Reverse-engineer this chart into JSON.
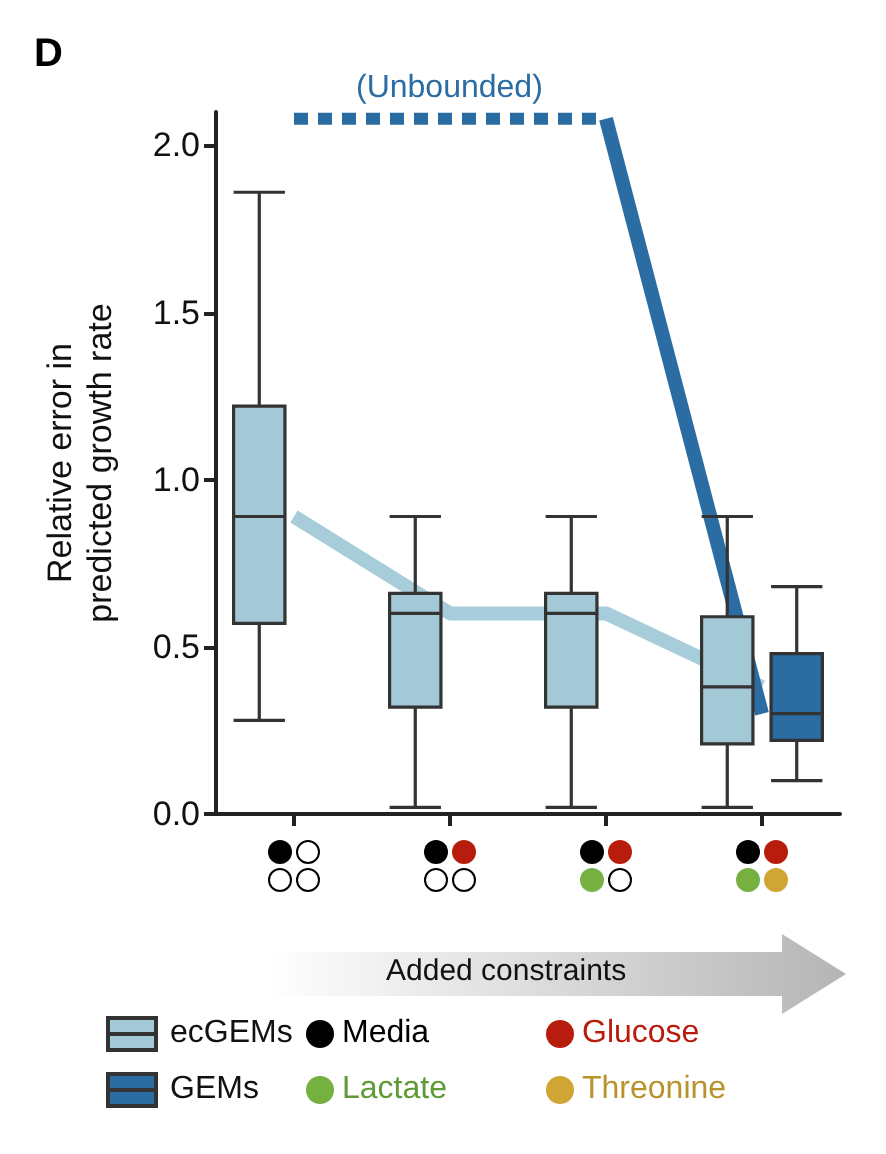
{
  "chart_data": {
    "type": "box",
    "title": "D",
    "ylabel": "Relative error in\npredicted growth rate",
    "categories": [
      null,
      null,
      null,
      null
    ],
    "series": [
      {
        "name": "ecGEMs",
        "color": "#a3c9d7",
        "boxes": [
          {
            "low": 0.28,
            "q1": 0.57,
            "median": 0.89,
            "q3": 1.22,
            "high": 1.86
          },
          {
            "low": 0.02,
            "q1": 0.32,
            "median": 0.6,
            "q3": 0.66,
            "high": 0.89
          },
          {
            "low": 0.02,
            "q1": 0.32,
            "median": 0.6,
            "q3": 0.66,
            "high": 0.89
          },
          {
            "low": 0.02,
            "q1": 0.21,
            "median": 0.38,
            "q3": 0.59,
            "high": 0.89
          }
        ]
      },
      {
        "name": "GEMs",
        "color": "#2b6ca3",
        "boxes": [
          null,
          null,
          null,
          {
            "low": 0.1,
            "q1": 0.22,
            "median": 0.3,
            "q3": 0.48,
            "high": 0.68
          }
        ]
      },
      {
        "type": "line",
        "color": "#a8cdda",
        "values": [
          0.89,
          0.6,
          0.6,
          0.38
        ]
      },
      {
        "type": "line",
        "color": "#2b6ca3",
        "line_style": "dotted",
        "values": [
          2.08,
          2.08,
          2.08,
          null
        ]
      },
      {
        "type": "line",
        "color": "#2b6ca3",
        "line_style": "solid",
        "values": [
          null,
          null,
          2.08,
          0.3
        ]
      }
    ],
    "ylim": [
      0,
      2.1
    ],
    "yticks": [
      {
        "value": 0,
        "label": "0.0"
      },
      {
        "value": 0.5,
        "label": "0.5"
      },
      {
        "value": 1,
        "label": "1.0"
      },
      {
        "value": 1.5,
        "label": "1.5"
      },
      {
        "value": 2,
        "label": "2.0"
      }
    ],
    "grid": false,
    "legend": "bottom",
    "marker": "none",
    "annotations": [
      "(Unbounded)",
      "Added constraints",
      "Media",
      "Glucose",
      "Lactate",
      "Threonine"
    ]
  }
}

---

▶ _What you need to do_
Print all of the entries word for word. Skip any images they contain.

▶ _Full response_
Reverse-engineer this chart into JSON.
{
  "chart_data": {
    "type": "box",
    "title": "D",
    "ylabel": "Relative error in\npredicted growth rate",
    "categories": [
      null,
      null,
      null,
      null
    ],
    "series": [
      {
        "name": "ecGEMs",
        "color": "#a3c9d7",
        "boxes": [
          {
            "low": 0.28,
            "q1": 0.57,
            "median": 0.89,
            "q3": 1.22,
            "high": 1.86
          },
          {
            "low": 0.02,
            "q1": 0.32,
            "median": 0.6,
            "q3": 0.66,
            "high": 0.89
          },
          {
            "low": 0.02,
            "q1": 0.32,
            "median": 0.6,
            "q3": 0.66,
            "high": 0.89
          },
          {
            "low": 0.02,
            "q1": 0.21,
            "median": 0.38,
            "q3": 0.59,
            "high": 0.89
          }
        ]
      },
      {
        "name": "GEMs",
        "color": "#2b6ca3",
        "boxes": [
          null,
          null,
          null,
          {
            "low": 0.1,
            "q1": 0.22,
            "median": 0.3,
            "q3": 0.48,
            "high": 0.68
          }
        ]
      },
      {
        "type": "line",
        "color": "#a8cdda",
        "values": [
          0.89,
          0.6,
          0.6,
          0.38
        ]
      },
      {
        "type": "line",
        "color": "#2b6ca3",
        "line_style": "dotted",
        "values": [
          2.08,
          2.08,
          2.08,
          null
        ]
      },
      {
        "type": "line",
        "color": "#2b6ca3",
        "line_style": "solid",
        "values": [
          null,
          null,
          2.08,
          0.3
        ]
      }
    ],
    "ylim": [
      0,
      2.1
    ],
    "yticks": [
      {
        "value": 0,
        "label": "0.0"
      },
      {
        "value": 0.5,
        "label": "0.5"
      },
      {
        "value": 1,
        "label": "1.0"
      },
      {
        "value": 1.5,
        "label": "1.5"
      },
      {
        "value": 2,
        "label": "2.0"
      }
    ],
    "grid": false,
    "legend": "bottom",
    "marker": "none",
    "annotations": [
      "(Unbounded)",
      "Added constraints",
      "Media",
      "Glucose",
      "Lactate",
      "Threonine"
    ]
  }
}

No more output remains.